Exercise task
Go through the records and show each line where the word "правовой" occurs.

begin Exercise materials

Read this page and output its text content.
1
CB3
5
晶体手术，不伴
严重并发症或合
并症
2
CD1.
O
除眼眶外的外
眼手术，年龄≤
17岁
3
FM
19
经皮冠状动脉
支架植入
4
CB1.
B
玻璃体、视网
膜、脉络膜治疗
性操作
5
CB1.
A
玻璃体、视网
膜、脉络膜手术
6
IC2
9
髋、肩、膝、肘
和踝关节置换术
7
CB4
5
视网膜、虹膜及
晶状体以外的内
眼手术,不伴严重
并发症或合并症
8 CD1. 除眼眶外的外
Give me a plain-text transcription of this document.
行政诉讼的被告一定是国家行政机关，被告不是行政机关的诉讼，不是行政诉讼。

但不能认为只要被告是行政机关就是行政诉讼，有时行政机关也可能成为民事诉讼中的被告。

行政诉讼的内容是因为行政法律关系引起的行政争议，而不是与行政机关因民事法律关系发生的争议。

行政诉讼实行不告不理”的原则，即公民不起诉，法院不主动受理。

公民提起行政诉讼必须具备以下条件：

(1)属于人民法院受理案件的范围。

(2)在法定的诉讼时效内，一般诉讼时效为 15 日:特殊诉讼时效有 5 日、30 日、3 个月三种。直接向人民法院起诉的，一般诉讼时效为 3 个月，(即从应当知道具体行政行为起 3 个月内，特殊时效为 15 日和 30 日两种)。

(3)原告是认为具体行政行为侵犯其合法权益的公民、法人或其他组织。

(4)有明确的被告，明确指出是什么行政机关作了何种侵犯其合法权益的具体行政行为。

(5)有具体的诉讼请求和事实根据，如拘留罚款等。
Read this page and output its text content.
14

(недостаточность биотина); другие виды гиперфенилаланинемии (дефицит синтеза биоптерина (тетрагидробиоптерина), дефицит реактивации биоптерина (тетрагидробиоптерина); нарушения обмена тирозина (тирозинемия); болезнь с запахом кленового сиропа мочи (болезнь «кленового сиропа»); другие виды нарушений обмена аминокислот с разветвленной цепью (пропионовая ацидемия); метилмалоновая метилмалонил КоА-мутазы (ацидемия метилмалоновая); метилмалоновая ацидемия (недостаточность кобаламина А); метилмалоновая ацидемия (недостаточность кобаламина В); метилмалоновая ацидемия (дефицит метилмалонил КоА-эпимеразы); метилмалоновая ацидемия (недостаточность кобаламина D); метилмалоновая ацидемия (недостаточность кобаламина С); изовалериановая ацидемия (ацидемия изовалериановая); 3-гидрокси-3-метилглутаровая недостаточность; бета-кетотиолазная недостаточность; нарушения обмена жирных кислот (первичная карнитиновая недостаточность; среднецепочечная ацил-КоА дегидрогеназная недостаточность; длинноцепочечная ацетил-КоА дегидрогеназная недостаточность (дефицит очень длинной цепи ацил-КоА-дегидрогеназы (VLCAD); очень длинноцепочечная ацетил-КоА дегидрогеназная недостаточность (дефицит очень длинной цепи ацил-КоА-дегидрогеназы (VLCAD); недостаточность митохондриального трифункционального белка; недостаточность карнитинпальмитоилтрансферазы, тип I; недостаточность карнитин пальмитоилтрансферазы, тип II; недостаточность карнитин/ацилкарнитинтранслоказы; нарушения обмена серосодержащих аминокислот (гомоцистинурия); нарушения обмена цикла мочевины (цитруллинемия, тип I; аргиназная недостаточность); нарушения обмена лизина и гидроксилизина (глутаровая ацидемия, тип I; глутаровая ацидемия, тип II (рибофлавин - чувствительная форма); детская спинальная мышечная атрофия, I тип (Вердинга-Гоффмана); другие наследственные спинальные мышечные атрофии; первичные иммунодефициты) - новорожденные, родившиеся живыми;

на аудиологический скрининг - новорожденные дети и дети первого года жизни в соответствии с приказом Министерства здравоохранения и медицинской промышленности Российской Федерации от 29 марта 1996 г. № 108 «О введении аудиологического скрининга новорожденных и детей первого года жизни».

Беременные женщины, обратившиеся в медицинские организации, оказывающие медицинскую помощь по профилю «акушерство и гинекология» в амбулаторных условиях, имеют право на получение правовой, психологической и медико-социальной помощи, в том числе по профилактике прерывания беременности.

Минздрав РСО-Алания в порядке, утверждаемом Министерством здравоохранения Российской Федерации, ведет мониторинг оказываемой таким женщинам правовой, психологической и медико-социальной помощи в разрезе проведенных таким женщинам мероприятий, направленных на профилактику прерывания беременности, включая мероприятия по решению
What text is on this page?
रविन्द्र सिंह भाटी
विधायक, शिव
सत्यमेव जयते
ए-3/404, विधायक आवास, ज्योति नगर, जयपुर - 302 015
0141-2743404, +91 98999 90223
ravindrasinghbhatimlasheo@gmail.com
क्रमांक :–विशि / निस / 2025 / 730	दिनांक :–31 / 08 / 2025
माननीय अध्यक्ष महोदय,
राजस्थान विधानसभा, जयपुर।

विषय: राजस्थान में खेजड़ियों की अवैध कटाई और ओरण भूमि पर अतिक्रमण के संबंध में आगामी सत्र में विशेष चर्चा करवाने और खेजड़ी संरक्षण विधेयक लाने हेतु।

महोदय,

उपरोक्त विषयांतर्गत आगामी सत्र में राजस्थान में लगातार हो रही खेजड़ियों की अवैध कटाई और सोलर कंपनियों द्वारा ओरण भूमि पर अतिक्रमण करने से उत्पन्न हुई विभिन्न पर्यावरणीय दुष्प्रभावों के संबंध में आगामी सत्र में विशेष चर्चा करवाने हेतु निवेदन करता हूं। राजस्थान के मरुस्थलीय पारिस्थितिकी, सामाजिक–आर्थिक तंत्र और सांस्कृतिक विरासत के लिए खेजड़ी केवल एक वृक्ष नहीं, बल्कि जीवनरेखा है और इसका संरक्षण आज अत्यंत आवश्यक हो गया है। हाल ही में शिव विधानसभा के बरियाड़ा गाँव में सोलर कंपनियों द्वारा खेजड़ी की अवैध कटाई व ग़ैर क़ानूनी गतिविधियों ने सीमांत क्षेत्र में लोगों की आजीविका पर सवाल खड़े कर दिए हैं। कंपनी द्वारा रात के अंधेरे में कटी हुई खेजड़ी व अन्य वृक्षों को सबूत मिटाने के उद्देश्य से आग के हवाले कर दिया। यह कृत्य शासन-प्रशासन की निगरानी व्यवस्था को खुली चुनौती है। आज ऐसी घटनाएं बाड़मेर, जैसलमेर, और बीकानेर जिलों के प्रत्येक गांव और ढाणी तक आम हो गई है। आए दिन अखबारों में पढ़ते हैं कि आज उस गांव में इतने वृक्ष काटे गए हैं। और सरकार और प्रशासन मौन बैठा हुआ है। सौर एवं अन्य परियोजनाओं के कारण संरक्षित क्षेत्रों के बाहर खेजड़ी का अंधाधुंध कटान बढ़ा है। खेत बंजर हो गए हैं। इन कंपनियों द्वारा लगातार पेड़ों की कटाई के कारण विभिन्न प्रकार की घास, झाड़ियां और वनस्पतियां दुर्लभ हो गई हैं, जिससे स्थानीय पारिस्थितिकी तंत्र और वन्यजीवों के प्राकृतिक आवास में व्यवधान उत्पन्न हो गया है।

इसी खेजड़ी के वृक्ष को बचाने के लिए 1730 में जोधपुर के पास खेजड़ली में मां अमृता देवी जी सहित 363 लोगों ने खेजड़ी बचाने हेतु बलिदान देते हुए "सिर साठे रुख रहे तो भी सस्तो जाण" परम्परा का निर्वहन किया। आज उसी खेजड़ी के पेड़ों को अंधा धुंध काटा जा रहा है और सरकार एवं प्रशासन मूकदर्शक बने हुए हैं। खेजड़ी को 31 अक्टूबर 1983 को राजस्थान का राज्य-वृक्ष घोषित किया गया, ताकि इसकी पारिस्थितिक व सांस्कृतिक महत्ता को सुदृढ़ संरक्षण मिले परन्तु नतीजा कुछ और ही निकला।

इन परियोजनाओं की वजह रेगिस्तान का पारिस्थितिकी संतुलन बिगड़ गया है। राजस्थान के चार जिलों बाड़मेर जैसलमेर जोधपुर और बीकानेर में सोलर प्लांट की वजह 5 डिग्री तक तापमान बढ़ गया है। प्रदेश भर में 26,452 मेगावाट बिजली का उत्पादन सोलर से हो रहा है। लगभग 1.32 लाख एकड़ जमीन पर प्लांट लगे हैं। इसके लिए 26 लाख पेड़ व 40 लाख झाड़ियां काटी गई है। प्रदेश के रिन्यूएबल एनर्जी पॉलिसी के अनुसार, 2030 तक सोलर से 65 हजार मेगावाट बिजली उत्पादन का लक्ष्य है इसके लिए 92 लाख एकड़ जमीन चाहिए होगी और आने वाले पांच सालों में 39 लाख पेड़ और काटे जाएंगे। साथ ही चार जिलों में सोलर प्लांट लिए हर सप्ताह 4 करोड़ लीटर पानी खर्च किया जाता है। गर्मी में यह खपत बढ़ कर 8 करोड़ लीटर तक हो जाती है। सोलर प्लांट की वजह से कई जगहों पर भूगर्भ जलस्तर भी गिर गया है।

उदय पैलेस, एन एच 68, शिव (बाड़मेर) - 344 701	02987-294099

end Exercise materials

Response
Беременные женщины, обратившиеся в медицинские организации, оказывающие медицинскую помощь по профилю «акушерство и гинекология» в амбулаторных условиях, имеют право на получение правовой, психологической и медико-социальной помощи, в том числе по профилактике прерывания беременности.
Минздрав РСО-Алания в порядке, утверждаемом Министерством здравоохранения Российской Федерации, ведет мониторинг оказываемой таким женщинам правовой, психологической и медико-социальной помощи в разрезе проведенных таким женщинам мероприятий, направленных на профилактику прерывания беременности, включая мероприятия по решению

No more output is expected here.